» Exercise objective: Copy word for word the part of the listing that begins with the line containing "List each element" and ends with the line containing "staticText: CONTACT US: [2, 56, 375, 80]", including both of those lines. Leave any pictures out of your copy.

--- Start of Provided records ---

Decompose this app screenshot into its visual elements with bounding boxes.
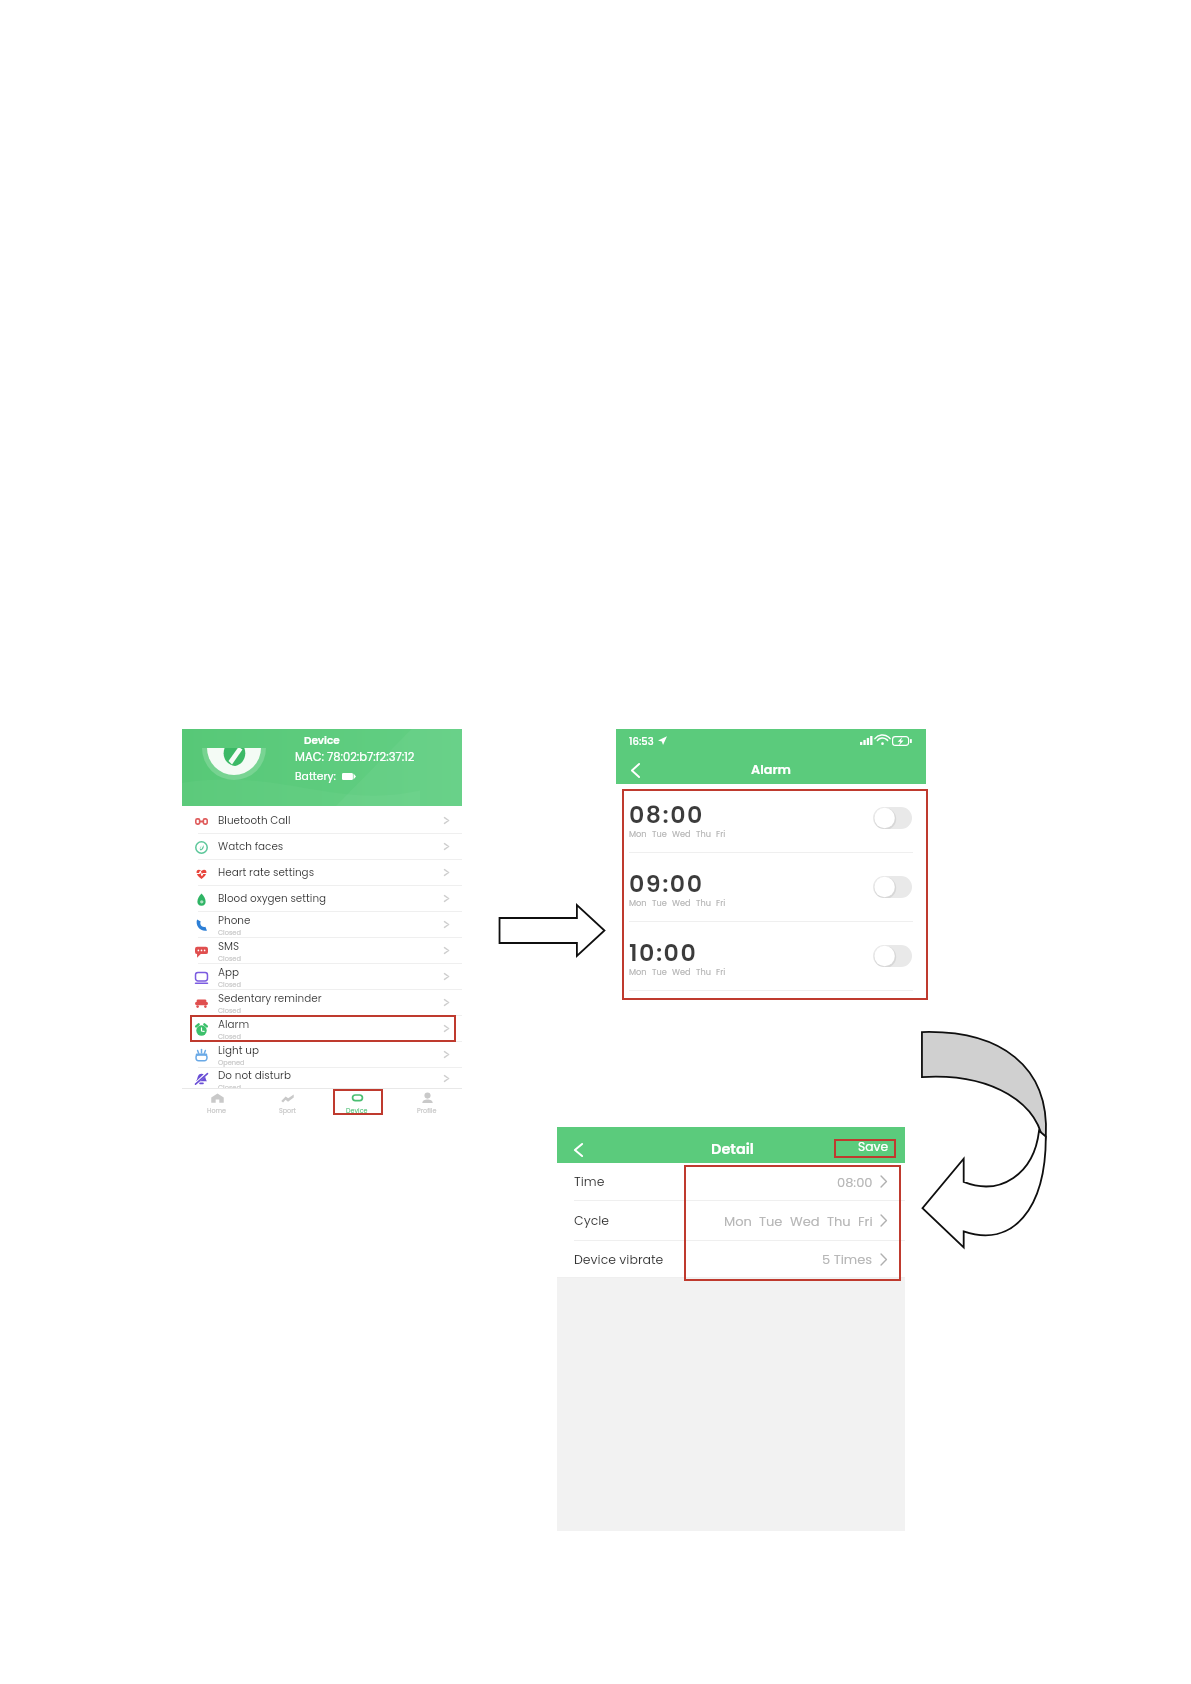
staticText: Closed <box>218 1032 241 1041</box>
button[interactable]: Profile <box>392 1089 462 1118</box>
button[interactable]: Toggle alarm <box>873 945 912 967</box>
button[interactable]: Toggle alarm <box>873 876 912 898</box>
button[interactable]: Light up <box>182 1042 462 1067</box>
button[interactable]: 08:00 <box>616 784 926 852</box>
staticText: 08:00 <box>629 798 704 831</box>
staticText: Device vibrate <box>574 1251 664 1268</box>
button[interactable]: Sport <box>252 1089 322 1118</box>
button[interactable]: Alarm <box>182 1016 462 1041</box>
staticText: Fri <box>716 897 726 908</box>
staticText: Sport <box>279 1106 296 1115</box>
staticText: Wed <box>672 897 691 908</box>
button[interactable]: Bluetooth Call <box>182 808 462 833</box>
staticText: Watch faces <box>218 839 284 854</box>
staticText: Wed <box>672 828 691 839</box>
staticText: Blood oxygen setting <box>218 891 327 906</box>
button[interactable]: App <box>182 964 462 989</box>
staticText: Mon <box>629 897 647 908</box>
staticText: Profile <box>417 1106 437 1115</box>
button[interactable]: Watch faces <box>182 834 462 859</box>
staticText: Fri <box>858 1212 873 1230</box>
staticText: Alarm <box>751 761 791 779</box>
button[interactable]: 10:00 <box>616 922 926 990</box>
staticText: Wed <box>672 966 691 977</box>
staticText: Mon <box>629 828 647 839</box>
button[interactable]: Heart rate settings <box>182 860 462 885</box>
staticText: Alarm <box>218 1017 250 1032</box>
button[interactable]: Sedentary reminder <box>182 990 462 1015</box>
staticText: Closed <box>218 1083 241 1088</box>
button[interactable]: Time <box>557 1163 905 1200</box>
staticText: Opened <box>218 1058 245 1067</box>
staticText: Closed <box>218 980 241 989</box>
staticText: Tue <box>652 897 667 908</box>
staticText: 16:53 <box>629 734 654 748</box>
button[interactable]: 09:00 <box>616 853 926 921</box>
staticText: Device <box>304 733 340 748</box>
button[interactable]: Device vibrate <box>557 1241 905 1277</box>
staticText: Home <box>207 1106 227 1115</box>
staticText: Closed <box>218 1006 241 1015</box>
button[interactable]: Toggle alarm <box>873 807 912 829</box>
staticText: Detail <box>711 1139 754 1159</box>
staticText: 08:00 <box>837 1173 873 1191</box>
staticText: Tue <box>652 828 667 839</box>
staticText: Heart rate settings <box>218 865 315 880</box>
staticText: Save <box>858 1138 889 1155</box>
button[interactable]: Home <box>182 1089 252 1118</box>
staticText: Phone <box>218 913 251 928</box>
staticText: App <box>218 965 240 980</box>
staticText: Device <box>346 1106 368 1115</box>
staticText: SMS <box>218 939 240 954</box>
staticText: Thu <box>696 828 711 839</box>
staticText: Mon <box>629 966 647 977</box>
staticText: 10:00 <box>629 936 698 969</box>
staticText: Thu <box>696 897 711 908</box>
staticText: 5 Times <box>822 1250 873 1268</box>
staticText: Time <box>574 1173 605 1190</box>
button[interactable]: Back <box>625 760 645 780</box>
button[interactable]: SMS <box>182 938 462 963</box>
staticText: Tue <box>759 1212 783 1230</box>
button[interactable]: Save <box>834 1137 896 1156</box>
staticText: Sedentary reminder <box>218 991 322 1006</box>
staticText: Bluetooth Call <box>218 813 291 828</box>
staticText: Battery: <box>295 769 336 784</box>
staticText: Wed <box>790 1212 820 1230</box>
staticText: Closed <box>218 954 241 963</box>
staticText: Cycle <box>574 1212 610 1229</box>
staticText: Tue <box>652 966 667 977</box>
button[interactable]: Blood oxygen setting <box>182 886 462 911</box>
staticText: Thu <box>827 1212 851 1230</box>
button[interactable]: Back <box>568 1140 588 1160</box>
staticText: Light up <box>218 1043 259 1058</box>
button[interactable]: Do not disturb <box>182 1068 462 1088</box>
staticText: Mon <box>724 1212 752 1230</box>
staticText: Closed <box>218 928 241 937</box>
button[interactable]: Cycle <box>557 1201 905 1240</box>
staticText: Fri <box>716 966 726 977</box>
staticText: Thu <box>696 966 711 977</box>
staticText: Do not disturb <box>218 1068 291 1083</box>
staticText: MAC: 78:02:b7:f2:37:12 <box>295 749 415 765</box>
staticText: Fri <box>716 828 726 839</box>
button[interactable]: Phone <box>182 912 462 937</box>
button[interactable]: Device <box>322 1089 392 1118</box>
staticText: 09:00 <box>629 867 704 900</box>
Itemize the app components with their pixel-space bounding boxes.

--- End of Provided records ---
--- Start of Provided records ---

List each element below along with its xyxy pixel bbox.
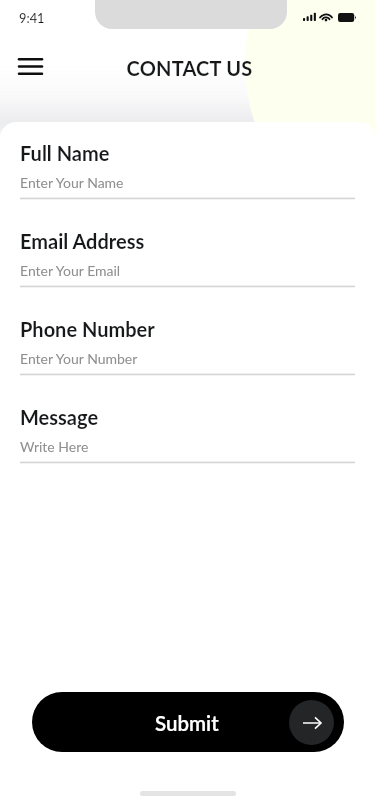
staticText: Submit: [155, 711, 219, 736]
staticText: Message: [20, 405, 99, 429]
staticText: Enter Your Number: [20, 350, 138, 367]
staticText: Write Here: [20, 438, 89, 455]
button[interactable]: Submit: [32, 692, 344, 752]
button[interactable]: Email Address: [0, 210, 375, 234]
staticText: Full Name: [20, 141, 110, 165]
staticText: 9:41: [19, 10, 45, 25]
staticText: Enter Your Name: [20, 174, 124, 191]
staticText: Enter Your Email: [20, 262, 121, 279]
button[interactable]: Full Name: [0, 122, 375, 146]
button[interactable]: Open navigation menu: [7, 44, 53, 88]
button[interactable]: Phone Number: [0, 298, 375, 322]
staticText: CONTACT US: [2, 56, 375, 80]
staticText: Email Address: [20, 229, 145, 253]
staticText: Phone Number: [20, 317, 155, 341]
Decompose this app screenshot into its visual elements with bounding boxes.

--- End of Provided records ---

» Task answer:
List each element below along with its xyxy pixel bbox.
staticText: Submit: [155, 711, 219, 736]
staticText: Message: [20, 405, 99, 429]
staticText: Enter Your Number: [20, 350, 138, 367]
staticText: Write Here: [20, 438, 89, 455]
button[interactable]: Submit: [32, 692, 344, 752]
button[interactable]: Email Address: [0, 210, 375, 234]
staticText: Full Name: [20, 141, 110, 165]
staticText: 9:41: [19, 10, 45, 25]
staticText: Enter Your Name: [20, 174, 124, 191]
staticText: Enter Your Email: [20, 262, 121, 279]
button[interactable]: Full Name: [0, 122, 375, 146]
button[interactable]: Open navigation menu: [7, 44, 53, 88]
button[interactable]: Phone Number: [0, 298, 375, 322]
staticText: CONTACT US: [2, 56, 375, 80]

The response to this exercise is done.